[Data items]
----

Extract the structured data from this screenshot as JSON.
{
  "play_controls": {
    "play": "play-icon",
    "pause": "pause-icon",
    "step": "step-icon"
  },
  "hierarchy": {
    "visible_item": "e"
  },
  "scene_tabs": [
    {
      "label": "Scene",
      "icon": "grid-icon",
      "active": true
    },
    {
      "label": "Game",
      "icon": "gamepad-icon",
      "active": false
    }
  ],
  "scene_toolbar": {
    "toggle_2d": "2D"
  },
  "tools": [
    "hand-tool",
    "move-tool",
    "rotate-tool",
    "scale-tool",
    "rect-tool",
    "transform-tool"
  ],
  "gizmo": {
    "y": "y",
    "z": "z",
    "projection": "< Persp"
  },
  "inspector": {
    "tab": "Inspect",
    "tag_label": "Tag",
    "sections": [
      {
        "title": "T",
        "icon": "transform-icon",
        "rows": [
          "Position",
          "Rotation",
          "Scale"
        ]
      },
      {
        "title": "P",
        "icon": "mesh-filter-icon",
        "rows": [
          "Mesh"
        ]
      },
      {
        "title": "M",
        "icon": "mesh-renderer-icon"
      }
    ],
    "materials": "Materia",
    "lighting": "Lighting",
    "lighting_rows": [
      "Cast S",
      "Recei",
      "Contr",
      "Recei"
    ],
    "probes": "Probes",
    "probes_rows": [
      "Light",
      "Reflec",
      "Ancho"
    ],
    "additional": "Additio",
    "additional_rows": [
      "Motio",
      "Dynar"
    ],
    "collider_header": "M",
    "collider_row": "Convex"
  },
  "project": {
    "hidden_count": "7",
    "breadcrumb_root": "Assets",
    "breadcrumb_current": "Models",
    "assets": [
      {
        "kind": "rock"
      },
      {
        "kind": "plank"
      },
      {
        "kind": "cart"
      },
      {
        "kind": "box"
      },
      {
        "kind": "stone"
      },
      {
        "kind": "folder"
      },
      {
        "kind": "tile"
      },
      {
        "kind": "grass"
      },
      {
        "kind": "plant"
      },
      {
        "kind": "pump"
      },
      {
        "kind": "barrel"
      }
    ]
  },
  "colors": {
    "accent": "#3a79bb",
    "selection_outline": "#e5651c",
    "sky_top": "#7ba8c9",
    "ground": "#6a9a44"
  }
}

----

■ PROBLEM REQUIREMENTS: Pick out the lines that have the word "transform". Copy them all.

■ RESPONSE TO THIS TASK:
    "transform-tool"
        "icon": "transform-icon",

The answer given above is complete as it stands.